**TASK TO CARRY OUT:** Count how many lines of the rows below contain the string "select", matching case exactly. Reply with the number alone.

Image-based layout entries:
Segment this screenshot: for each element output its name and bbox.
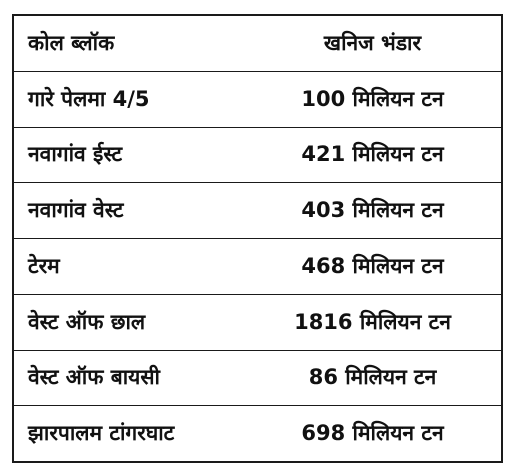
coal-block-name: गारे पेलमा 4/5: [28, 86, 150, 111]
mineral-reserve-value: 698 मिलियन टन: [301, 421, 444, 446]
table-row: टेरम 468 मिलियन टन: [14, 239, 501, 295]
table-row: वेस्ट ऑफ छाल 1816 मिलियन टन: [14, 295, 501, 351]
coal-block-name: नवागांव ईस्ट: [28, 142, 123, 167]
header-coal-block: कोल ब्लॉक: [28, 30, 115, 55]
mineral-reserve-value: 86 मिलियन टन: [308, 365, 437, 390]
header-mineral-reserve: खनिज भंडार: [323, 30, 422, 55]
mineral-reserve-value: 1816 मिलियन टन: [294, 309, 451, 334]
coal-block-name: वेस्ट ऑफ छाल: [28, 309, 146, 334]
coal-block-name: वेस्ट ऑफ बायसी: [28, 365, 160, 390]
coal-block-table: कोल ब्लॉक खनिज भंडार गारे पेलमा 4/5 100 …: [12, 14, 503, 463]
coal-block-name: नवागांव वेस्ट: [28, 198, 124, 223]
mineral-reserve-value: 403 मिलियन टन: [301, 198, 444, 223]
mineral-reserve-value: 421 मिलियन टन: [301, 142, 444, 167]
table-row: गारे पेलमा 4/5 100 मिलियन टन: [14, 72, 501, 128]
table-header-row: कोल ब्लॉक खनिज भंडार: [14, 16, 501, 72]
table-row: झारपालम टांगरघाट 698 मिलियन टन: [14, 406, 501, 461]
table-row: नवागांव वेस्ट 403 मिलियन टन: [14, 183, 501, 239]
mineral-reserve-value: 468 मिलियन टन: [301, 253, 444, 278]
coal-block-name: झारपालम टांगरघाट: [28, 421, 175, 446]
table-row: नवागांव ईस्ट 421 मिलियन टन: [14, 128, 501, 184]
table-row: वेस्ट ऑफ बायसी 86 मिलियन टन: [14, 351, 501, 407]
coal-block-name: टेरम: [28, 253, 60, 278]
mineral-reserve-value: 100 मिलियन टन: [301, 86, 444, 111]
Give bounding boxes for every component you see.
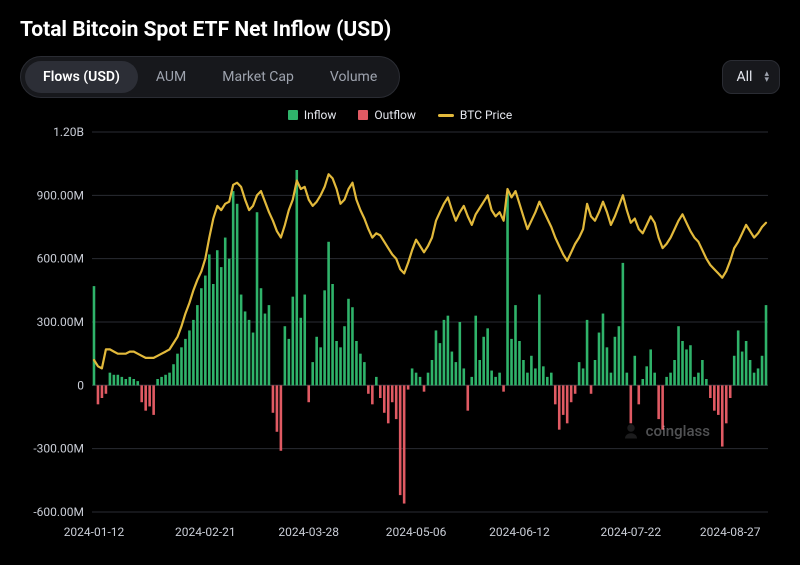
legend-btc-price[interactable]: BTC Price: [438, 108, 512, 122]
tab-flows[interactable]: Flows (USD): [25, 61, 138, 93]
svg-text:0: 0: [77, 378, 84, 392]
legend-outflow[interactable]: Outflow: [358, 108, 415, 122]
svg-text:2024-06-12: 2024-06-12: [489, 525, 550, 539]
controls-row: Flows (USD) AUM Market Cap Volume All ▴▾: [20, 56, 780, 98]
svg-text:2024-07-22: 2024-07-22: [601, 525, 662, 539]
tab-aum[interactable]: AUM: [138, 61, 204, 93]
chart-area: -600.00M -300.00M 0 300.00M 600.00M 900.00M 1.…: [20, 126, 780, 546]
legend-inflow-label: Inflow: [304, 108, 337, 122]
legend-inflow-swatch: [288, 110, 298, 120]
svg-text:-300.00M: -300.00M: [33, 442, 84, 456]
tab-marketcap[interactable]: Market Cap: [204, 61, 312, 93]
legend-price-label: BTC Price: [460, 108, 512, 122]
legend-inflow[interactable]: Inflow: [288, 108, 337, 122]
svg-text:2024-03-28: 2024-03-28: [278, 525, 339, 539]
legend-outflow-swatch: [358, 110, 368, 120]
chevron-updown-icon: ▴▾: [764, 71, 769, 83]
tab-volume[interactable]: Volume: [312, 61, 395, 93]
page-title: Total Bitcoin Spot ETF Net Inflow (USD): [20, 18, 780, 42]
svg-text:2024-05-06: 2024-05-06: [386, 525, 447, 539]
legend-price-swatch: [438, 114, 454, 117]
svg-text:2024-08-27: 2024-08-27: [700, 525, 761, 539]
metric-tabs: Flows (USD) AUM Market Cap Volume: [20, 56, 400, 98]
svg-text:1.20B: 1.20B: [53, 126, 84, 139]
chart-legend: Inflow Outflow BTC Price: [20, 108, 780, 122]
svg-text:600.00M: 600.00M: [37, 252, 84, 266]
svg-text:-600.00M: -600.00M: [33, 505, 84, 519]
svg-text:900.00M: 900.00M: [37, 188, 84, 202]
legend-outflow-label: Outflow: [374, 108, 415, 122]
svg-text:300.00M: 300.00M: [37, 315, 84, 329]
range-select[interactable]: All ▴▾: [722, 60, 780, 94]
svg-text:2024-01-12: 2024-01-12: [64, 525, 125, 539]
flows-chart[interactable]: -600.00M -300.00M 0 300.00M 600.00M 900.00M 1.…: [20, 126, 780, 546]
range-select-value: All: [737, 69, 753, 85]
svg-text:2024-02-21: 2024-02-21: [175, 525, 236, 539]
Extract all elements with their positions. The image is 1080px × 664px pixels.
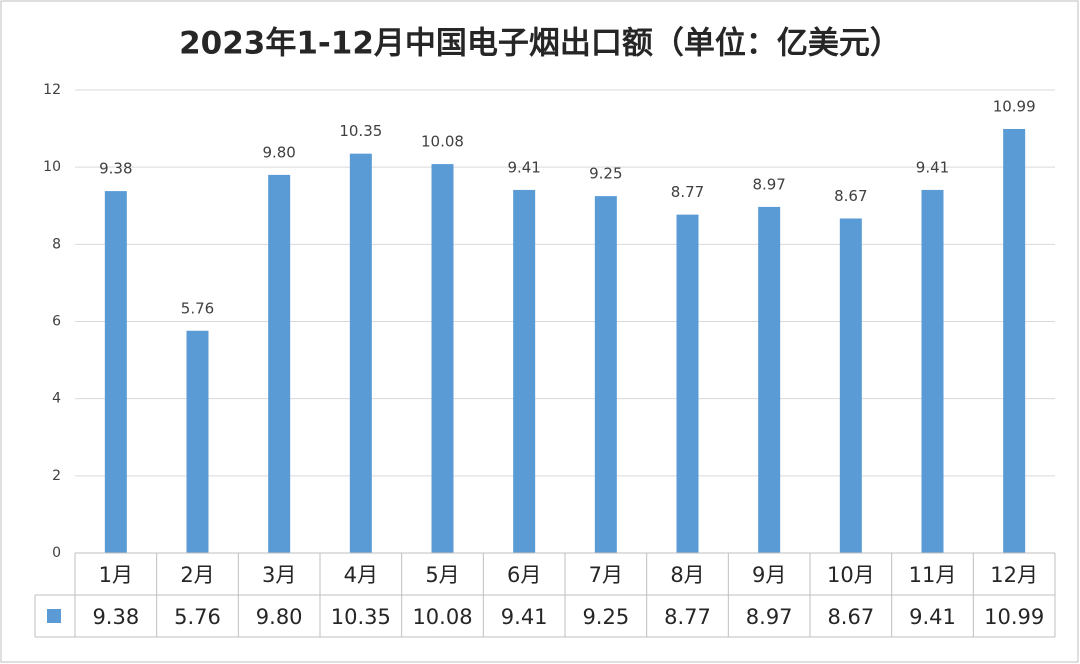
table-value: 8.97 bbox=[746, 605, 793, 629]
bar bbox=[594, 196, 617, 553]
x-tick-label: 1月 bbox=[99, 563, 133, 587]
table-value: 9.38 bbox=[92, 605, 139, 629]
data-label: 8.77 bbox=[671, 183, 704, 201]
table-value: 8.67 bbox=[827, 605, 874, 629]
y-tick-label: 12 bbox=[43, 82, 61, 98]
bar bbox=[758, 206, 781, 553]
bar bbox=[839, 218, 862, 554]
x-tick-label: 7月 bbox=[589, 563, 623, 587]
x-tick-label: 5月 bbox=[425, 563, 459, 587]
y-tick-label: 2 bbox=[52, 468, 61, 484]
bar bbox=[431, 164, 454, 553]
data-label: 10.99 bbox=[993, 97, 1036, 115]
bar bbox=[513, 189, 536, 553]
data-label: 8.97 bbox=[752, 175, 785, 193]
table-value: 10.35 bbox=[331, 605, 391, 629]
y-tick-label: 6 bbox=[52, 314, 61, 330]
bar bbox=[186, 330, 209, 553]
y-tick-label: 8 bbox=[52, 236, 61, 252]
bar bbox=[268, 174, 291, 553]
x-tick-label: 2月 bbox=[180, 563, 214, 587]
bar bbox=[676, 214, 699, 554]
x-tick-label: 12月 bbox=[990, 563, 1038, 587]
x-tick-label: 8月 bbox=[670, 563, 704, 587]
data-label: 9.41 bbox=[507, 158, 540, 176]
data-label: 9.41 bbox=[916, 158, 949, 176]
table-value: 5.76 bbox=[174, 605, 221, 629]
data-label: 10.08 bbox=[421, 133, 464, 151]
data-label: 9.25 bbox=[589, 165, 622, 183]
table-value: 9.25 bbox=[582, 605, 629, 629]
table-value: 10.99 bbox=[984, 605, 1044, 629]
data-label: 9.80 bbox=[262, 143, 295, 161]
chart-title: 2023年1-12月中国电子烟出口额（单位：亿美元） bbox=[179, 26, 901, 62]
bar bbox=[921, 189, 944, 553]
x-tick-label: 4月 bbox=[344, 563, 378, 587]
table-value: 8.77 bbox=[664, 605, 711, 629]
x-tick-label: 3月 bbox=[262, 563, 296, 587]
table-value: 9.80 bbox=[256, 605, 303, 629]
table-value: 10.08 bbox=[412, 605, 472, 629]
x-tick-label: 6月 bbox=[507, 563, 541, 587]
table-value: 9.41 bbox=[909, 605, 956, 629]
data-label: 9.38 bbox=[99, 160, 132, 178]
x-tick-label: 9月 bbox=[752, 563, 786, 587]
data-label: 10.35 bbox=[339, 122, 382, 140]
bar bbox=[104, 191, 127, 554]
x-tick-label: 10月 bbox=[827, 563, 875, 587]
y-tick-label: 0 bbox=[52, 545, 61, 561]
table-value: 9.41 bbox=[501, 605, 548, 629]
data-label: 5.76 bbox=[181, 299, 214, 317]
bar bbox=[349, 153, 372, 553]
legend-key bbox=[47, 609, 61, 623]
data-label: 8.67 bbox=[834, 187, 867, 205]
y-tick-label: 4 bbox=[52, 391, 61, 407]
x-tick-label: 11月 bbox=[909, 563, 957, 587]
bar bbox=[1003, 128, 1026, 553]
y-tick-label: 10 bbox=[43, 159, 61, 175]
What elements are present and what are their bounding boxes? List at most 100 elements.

**WRITTEN ANSWER:** 2